Task description ▸ Track down the lines that contain "title" and copy them.

Task data ▸
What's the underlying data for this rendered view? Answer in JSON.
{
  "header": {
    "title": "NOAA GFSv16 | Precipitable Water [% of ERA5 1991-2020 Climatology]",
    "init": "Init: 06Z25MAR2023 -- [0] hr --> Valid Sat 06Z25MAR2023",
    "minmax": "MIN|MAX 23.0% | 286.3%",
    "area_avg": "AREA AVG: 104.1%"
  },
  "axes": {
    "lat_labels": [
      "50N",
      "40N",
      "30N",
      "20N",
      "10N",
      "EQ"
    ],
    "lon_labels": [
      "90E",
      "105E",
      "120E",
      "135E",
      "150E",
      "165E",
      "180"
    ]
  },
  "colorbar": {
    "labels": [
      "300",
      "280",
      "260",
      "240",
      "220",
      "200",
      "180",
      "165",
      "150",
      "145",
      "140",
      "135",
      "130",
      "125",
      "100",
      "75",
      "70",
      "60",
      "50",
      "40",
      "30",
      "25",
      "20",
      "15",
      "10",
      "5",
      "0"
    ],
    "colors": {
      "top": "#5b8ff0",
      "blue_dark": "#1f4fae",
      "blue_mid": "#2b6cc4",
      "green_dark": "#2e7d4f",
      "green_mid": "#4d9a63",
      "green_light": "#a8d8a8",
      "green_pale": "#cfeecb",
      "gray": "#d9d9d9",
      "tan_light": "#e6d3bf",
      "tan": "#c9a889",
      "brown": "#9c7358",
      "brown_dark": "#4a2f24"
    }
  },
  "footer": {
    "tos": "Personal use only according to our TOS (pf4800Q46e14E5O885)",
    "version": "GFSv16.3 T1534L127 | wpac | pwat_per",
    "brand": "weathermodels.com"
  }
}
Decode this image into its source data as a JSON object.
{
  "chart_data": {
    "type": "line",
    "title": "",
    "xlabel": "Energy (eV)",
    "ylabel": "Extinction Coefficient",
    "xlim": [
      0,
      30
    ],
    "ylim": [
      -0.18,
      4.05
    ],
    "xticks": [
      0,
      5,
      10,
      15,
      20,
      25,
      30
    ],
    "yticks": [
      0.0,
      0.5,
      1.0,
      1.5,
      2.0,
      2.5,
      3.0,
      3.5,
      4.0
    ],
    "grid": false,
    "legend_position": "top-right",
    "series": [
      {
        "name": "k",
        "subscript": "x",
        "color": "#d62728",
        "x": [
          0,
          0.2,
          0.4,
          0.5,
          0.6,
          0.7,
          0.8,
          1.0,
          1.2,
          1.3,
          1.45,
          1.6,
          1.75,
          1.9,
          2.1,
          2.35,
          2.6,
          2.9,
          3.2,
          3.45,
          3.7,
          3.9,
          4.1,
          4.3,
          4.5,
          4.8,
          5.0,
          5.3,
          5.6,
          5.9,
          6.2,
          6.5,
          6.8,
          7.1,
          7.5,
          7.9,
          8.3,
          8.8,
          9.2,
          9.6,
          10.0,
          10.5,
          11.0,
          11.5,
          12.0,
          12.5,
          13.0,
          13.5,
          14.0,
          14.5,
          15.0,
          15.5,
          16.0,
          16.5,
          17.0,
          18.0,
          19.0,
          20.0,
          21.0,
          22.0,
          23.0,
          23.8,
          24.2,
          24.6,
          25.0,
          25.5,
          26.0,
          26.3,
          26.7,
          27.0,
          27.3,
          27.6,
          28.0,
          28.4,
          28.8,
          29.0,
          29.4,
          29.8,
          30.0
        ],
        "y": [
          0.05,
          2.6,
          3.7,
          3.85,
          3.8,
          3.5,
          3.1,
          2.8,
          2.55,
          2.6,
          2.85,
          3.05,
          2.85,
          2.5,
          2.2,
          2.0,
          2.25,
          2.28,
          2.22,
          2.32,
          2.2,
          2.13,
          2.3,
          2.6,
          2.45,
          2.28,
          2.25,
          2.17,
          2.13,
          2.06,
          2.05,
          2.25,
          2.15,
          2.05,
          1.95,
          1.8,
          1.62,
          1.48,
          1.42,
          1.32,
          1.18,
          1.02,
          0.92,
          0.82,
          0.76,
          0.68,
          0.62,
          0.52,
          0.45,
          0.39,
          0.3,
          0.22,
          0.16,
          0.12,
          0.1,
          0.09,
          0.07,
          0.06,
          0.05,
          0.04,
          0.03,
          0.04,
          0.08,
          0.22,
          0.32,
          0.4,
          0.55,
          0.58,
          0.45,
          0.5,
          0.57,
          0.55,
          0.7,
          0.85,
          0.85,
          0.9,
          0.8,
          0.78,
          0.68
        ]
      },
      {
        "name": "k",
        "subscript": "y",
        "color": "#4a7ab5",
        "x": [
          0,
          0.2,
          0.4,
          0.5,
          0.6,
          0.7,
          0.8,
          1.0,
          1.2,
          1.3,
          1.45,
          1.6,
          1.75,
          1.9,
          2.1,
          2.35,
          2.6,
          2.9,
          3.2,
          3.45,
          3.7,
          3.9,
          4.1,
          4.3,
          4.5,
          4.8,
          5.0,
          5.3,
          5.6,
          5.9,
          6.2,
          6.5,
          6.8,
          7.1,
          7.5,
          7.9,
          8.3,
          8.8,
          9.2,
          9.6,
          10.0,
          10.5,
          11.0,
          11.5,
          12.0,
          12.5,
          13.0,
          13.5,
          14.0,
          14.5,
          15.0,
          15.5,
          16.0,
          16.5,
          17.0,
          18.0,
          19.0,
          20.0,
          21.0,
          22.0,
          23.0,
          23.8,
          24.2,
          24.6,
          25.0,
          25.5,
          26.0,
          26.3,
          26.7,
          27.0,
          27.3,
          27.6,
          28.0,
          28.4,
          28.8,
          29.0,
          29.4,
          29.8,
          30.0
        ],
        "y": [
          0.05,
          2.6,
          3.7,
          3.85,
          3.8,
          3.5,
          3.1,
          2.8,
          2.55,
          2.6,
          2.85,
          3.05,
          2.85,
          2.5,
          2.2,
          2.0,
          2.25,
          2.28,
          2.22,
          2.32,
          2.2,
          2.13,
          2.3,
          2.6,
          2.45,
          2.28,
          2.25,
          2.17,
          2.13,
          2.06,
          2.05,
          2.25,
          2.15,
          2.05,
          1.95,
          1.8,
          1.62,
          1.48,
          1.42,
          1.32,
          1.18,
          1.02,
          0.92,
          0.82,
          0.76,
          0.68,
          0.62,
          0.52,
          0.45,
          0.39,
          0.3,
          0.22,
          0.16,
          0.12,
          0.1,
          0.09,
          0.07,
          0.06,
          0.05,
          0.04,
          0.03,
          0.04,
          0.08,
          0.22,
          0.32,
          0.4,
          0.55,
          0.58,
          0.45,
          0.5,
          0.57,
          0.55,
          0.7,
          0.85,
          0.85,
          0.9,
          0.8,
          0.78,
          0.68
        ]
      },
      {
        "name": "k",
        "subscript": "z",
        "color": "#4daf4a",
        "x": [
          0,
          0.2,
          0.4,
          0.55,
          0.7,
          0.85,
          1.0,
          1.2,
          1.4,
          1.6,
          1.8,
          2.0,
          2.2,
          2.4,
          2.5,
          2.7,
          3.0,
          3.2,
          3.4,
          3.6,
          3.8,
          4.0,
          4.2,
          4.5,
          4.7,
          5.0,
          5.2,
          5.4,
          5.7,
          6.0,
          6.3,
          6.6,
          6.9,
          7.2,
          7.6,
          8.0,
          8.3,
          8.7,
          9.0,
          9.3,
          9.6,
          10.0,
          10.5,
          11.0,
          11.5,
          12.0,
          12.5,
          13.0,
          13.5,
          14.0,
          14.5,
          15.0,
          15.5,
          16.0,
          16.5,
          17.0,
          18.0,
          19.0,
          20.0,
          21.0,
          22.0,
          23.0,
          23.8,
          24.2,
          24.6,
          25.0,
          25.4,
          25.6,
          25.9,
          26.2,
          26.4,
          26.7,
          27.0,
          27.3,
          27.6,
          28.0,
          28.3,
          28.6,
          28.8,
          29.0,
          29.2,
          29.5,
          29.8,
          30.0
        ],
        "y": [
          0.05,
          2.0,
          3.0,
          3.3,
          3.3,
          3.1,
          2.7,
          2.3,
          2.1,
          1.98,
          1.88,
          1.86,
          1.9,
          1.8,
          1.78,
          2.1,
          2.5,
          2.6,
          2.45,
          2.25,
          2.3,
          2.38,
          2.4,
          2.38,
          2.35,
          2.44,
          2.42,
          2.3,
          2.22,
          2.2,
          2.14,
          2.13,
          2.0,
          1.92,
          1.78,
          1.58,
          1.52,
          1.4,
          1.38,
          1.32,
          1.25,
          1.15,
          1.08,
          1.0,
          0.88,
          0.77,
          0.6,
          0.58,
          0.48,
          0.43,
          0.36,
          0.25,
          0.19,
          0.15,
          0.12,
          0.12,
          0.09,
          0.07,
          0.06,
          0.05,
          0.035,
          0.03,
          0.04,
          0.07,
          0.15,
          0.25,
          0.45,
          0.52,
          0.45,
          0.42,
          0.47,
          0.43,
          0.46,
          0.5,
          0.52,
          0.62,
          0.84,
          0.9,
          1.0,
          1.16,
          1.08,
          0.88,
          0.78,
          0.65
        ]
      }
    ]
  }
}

Correct output ▸
    "title": "NOAA GFSv16 | Precipitable Water [% of ERA5 1991-2020 Climatology]",
    "title": "",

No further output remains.